** Start Input records **

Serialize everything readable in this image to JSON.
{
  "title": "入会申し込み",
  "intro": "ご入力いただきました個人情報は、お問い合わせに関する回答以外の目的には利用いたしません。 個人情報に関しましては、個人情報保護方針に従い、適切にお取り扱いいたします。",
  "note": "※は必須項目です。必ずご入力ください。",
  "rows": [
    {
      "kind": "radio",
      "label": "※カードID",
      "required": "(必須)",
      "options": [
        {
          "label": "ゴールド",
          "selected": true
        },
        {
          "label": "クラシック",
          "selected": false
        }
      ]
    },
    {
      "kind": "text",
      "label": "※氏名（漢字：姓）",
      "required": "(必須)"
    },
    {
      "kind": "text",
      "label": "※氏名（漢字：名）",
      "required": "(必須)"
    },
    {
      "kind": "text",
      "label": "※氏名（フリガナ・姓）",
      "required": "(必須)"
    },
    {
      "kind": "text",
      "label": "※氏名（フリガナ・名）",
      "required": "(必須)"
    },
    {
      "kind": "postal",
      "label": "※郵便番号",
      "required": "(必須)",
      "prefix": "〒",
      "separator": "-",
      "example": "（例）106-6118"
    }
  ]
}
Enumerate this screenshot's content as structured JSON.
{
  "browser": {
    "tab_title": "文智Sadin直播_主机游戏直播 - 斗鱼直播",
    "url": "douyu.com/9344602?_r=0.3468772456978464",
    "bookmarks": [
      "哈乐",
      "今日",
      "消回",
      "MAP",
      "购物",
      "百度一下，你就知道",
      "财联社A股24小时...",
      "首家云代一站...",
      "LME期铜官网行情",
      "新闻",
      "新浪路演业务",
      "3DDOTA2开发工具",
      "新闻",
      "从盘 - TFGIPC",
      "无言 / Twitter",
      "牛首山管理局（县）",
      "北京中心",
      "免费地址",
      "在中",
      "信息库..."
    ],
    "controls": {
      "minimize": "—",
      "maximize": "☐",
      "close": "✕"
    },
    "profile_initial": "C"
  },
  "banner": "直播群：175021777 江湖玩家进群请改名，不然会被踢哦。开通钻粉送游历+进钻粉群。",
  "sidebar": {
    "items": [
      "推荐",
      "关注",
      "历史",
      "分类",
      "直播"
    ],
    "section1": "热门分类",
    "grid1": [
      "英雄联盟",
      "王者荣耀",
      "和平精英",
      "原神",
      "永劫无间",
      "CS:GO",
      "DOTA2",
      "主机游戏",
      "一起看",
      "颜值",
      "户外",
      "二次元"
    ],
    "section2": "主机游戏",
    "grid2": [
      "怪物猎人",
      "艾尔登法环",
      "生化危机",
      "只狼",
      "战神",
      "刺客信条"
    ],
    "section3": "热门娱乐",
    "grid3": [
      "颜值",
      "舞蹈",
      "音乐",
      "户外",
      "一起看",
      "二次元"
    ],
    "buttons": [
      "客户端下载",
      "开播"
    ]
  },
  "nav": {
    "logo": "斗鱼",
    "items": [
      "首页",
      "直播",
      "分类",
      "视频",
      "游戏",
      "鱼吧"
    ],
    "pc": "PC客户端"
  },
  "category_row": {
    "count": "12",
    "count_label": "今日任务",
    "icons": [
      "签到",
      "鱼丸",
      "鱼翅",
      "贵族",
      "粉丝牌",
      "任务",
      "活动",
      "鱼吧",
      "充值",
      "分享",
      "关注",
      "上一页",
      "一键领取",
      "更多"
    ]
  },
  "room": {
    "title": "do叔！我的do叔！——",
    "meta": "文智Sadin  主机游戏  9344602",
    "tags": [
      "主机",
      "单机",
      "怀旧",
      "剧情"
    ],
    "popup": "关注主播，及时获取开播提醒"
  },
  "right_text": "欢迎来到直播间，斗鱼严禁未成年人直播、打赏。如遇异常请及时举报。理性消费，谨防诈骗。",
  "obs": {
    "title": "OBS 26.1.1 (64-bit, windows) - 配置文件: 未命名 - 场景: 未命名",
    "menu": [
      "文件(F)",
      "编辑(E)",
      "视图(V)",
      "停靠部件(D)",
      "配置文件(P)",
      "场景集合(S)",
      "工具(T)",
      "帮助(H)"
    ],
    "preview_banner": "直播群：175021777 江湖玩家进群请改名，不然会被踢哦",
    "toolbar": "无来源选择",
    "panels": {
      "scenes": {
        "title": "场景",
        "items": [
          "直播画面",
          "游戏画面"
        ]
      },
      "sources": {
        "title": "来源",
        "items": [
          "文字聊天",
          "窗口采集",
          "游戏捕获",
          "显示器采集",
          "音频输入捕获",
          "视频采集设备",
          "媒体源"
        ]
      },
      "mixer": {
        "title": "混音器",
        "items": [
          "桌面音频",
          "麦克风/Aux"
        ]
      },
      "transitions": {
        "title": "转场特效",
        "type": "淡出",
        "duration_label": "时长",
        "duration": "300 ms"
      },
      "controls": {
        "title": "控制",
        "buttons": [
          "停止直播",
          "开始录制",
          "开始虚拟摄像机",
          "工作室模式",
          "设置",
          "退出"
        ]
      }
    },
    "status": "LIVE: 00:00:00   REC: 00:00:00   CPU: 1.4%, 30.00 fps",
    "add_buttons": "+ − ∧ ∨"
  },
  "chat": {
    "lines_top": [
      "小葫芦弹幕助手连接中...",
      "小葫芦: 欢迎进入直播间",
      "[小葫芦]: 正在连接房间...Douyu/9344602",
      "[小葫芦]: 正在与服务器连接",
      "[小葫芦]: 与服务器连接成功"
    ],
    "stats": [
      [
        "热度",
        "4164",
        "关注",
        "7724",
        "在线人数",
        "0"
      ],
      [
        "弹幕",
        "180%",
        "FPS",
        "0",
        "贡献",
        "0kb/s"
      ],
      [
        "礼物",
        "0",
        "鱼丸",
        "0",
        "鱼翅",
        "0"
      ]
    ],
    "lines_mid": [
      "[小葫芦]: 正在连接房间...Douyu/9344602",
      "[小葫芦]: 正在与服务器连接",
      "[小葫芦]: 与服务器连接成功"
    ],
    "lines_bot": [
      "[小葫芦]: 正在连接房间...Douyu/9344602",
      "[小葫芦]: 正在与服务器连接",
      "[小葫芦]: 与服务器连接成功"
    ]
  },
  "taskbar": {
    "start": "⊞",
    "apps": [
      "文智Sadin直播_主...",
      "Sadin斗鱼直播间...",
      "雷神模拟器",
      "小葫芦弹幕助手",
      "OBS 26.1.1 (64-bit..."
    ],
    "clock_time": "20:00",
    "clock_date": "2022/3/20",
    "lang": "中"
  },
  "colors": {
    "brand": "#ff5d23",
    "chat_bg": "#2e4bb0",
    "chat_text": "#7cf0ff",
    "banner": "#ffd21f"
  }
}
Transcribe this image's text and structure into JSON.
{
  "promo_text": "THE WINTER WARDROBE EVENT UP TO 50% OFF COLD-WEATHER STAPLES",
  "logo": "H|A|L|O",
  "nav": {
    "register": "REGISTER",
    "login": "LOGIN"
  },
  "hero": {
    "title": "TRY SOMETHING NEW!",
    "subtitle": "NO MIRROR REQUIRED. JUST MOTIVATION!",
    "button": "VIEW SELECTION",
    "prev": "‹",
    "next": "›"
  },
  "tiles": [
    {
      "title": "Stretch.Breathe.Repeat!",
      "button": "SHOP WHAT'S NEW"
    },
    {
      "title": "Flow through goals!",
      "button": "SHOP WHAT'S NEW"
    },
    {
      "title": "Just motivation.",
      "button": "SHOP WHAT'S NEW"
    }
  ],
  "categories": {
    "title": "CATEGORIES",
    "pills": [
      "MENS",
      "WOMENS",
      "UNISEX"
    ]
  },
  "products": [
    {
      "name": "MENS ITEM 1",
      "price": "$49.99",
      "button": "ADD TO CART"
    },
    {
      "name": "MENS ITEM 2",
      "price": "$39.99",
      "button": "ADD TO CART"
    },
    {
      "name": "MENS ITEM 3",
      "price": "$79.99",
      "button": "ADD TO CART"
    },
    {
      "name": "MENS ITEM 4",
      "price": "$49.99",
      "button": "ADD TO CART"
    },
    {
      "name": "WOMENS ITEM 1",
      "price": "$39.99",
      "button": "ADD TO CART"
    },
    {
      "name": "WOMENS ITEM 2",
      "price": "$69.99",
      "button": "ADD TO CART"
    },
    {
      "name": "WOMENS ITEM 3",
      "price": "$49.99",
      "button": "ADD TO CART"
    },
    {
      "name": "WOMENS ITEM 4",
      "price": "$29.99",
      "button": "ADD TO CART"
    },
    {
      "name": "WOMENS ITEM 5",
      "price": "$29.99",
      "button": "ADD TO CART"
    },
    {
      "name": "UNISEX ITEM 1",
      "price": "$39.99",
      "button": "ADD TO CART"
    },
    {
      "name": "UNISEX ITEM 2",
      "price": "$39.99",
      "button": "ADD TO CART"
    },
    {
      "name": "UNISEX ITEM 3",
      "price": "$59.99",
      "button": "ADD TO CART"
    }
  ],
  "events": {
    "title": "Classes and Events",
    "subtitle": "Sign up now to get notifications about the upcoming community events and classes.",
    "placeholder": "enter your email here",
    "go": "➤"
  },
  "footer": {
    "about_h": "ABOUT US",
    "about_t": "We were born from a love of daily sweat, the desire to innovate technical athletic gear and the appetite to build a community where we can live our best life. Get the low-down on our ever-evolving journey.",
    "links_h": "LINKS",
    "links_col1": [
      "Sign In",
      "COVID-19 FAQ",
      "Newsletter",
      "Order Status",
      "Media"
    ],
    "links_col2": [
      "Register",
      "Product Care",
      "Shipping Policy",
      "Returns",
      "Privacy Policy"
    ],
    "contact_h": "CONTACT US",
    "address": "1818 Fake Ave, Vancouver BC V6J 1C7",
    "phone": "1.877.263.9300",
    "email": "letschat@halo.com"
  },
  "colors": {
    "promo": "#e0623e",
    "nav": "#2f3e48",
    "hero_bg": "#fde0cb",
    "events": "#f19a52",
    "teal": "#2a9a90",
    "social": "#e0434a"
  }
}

** End Input records **

#### Written instruction:
Looking at the material above, count the lines containing the string "WOMENS" and reply with the count alone.

#### Result for this task:
6